Work to be completed >> Where does the string "grid" appear? Copy every line of the entries below that holds it.

--- Data records ---

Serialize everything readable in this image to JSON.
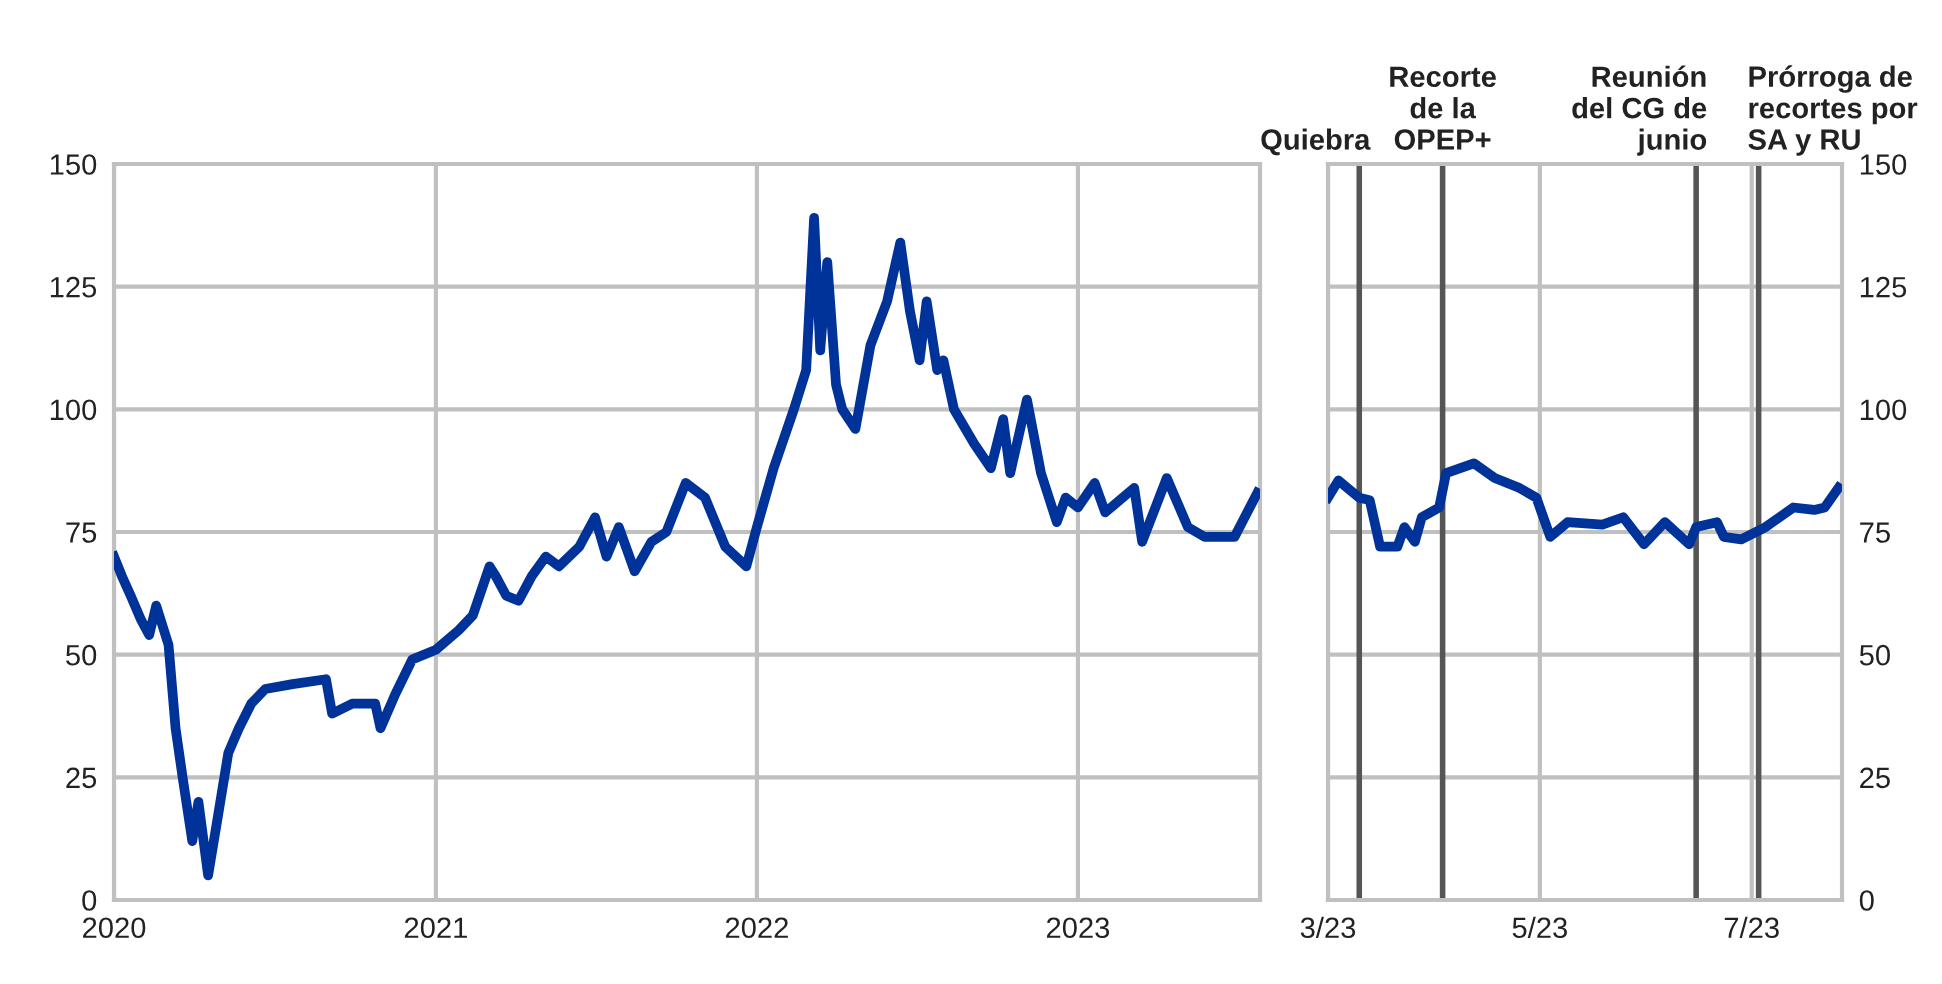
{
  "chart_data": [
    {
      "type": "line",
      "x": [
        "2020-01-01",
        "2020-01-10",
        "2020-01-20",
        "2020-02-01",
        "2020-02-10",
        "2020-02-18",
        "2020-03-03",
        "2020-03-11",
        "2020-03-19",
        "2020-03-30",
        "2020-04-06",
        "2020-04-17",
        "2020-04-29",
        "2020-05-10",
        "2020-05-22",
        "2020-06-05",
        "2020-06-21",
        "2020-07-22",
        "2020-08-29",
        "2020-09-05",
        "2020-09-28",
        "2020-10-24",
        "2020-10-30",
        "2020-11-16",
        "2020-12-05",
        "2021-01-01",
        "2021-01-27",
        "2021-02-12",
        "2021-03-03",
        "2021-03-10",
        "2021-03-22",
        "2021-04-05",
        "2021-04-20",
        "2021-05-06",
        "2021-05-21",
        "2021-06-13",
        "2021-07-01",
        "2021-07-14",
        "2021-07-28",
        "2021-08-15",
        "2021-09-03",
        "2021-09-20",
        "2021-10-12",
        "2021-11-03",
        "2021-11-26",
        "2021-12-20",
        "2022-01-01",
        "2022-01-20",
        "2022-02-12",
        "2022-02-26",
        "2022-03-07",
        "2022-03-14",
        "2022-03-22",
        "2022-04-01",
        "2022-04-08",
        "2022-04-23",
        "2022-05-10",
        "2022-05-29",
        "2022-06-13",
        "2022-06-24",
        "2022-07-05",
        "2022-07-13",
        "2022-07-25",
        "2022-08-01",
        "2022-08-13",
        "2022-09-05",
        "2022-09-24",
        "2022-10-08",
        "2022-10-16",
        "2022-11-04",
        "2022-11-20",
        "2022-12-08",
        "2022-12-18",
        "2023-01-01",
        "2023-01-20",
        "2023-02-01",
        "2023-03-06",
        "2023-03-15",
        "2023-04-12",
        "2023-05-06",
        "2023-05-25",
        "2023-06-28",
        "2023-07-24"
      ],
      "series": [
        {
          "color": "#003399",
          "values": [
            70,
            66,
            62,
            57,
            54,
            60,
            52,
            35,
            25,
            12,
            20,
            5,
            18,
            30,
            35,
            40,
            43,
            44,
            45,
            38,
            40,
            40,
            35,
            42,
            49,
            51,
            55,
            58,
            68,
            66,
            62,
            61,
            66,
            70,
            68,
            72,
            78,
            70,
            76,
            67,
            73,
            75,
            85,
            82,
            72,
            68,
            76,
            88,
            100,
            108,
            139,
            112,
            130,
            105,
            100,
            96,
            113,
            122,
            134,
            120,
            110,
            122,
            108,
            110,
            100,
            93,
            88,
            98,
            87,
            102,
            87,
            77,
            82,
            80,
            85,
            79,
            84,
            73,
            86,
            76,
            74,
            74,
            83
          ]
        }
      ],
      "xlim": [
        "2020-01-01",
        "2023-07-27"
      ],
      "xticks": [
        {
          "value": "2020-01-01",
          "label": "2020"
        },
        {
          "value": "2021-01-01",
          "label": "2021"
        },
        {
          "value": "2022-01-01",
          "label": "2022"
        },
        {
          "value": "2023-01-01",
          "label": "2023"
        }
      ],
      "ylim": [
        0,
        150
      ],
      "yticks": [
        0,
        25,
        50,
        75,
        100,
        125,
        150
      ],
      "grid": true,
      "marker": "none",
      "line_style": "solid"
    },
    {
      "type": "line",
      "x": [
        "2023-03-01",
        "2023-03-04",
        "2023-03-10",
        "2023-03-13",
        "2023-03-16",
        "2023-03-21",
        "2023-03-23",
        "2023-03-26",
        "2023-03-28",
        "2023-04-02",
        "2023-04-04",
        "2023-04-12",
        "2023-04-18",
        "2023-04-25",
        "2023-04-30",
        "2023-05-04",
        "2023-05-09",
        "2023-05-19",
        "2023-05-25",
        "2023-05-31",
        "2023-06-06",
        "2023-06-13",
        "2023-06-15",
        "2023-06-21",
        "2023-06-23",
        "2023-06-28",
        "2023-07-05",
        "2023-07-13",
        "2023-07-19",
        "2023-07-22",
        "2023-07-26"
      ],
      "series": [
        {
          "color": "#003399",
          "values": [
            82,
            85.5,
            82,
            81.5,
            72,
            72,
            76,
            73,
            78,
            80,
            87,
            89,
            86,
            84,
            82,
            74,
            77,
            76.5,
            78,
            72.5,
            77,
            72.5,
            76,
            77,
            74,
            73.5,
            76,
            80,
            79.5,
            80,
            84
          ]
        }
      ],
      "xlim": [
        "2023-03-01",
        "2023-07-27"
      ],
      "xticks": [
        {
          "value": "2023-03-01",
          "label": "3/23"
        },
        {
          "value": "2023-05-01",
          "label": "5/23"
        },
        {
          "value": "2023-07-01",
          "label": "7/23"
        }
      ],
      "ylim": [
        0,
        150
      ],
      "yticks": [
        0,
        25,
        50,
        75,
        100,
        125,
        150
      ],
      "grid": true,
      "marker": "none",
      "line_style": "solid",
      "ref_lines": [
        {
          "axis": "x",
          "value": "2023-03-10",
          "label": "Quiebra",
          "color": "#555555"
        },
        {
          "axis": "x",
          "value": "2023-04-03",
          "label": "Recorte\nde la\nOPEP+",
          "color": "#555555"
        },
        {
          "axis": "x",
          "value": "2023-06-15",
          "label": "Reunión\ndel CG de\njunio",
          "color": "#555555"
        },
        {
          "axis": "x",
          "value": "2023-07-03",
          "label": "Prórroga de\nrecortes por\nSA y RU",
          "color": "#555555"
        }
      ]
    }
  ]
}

---
--- Data records ---

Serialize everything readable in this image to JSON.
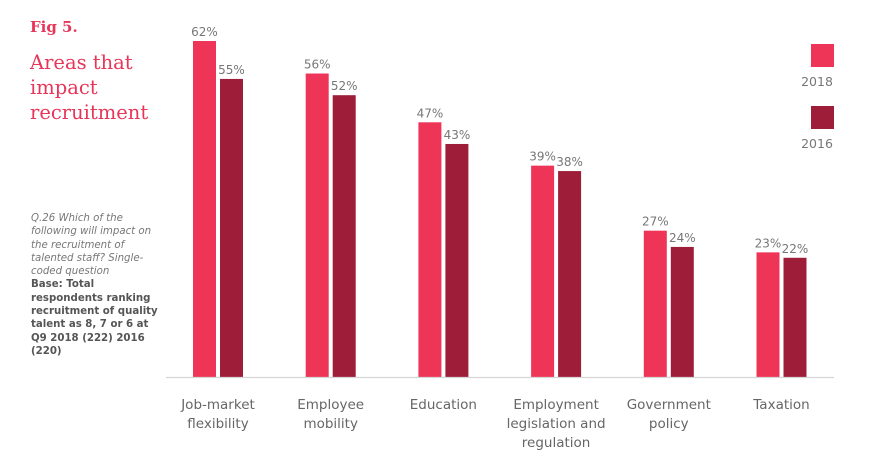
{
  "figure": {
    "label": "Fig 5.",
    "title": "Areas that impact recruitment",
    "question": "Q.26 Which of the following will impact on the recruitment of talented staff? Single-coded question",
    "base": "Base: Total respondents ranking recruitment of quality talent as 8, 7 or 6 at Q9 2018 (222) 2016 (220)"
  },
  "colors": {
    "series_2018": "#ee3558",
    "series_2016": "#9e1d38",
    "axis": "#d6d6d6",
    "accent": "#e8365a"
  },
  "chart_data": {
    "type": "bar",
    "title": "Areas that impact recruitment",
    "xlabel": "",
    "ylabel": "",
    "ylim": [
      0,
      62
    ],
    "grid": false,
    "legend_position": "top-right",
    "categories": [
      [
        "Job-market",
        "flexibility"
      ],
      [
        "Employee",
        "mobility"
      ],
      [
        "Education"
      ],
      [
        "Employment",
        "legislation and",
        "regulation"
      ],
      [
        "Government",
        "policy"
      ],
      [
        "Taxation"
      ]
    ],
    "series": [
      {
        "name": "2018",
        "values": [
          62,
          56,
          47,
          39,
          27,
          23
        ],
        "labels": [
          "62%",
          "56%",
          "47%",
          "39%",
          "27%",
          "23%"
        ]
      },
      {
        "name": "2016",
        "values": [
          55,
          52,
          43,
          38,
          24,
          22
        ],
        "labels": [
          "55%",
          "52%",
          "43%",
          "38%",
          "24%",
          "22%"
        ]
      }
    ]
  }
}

---
--- Data records ---

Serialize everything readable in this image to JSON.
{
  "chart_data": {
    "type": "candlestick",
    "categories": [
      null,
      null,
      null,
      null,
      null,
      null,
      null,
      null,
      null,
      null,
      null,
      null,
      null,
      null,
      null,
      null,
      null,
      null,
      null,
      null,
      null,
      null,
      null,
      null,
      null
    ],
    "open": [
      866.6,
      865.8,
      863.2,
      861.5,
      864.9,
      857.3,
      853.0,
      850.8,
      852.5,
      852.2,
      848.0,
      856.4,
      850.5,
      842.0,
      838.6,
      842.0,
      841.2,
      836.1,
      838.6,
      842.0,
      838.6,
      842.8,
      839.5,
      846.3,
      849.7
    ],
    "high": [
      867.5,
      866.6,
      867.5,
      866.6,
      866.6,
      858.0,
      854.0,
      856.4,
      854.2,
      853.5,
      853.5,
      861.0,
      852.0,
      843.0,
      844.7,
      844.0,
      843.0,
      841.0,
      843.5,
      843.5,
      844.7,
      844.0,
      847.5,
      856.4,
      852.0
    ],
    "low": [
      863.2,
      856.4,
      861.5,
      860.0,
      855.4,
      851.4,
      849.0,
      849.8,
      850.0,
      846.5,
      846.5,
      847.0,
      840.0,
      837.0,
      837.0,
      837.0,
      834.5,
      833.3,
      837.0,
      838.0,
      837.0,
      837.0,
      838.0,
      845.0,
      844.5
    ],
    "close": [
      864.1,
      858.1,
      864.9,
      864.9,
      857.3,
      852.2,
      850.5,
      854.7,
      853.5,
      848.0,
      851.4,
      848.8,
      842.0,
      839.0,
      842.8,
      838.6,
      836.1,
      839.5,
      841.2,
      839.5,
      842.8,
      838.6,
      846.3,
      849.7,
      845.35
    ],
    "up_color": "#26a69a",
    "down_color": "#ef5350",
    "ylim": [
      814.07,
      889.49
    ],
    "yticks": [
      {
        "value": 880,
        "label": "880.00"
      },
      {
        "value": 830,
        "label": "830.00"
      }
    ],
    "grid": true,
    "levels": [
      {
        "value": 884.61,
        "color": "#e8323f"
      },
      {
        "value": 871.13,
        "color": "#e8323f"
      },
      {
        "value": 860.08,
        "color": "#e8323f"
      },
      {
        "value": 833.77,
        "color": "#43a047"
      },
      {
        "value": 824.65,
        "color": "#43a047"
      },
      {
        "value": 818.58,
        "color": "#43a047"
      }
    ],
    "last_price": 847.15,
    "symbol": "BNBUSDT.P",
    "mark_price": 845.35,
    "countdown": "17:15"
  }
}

---

Finished answer >>
      "grid": true,
      "grid": true,
    "grid": false,
    "grid": true,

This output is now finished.